══ DATA ROWS

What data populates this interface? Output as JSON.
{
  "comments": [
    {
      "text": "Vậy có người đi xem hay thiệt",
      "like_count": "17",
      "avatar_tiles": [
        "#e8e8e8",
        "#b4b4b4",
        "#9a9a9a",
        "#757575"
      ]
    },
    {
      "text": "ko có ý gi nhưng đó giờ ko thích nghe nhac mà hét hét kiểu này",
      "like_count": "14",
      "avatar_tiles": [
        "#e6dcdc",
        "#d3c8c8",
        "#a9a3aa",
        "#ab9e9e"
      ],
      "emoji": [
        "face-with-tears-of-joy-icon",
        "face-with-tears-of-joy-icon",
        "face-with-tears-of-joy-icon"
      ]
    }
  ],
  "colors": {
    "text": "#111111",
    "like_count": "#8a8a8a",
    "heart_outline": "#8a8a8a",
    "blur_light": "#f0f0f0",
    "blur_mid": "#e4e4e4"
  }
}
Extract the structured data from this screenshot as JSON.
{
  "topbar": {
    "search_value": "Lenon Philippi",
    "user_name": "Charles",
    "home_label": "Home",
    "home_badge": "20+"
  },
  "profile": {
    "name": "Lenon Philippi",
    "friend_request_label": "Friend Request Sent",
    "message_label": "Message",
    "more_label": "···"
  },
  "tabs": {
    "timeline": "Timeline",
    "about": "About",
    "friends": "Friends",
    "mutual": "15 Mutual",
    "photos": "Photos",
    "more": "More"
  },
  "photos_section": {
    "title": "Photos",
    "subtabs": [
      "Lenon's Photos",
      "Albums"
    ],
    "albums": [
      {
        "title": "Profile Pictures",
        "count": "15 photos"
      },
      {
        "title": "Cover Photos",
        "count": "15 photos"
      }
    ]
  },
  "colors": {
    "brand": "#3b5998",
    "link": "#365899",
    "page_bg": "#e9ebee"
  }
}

════

## [GOAL OF THE EXERCISE]
Print the entries exactly. Include every one.

## [COMPLETE OUTPUT]
What data populates this interface? Output as JSON.
{
  "comments": [
    {
      "text": "Vậy có người đi xem hay thiệt",
      "like_count": "17",
      "avatar_tiles": [
        "#e8e8e8",
        "#b4b4b4",
        "#9a9a9a",
        "#757575"
      ]
    },
    {
      "text": "ko có ý gi nhưng đó giờ ko thích nghe nhac mà hét hét kiểu này",
      "like_count": "14",
      "avatar_tiles": [
        "#e6dcdc",
        "#d3c8c8",
        "#a9a3aa",
        "#ab9e9e"
      ],
      "emoji": [
        "face-with-tears-of-joy-icon",
        "face-with-tears-of-joy-icon",
        "face-with-tears-of-joy-icon"
      ]
    }
  ],
  "colors": {
    "text": "#111111",
    "like_count": "#8a8a8a",
    "heart_outline": "#8a8a8a",
    "blur_light": "#f0f0f0",
    "blur_mid": "#e4e4e4"
  }
}
Extract the structured data from this screenshot as JSON.
{
  "topbar": {
    "search_value": "Lenon Philippi",
    "user_name": "Charles",
    "home_label": "Home",
    "home_badge": "20+"
  },
  "profile": {
    "name": "Lenon Philippi",
    "friend_request_label": "Friend Request Sent",
    "message_label": "Message",
    "more_label": "···"
  },
  "tabs": {
    "timeline": "Timeline",
    "about": "About",
    "friends": "Friends",
    "mutual": "15 Mutual",
    "photos": "Photos",
    "more": "More"
  },
  "photos_section": {
    "title": "Photos",
    "subtabs": [
      "Lenon's Photos",
      "Albums"
    ],
    "albums": [
      {
        "title": "Profile Pictures",
        "count": "15 photos"
      },
      {
        "title": "Cover Photos",
        "count": "15 photos"
      }
    ]
  },
  "colors": {
    "brand": "#3b5998",
    "link": "#365899",
    "page_bg": "#e9ebee"
  }
}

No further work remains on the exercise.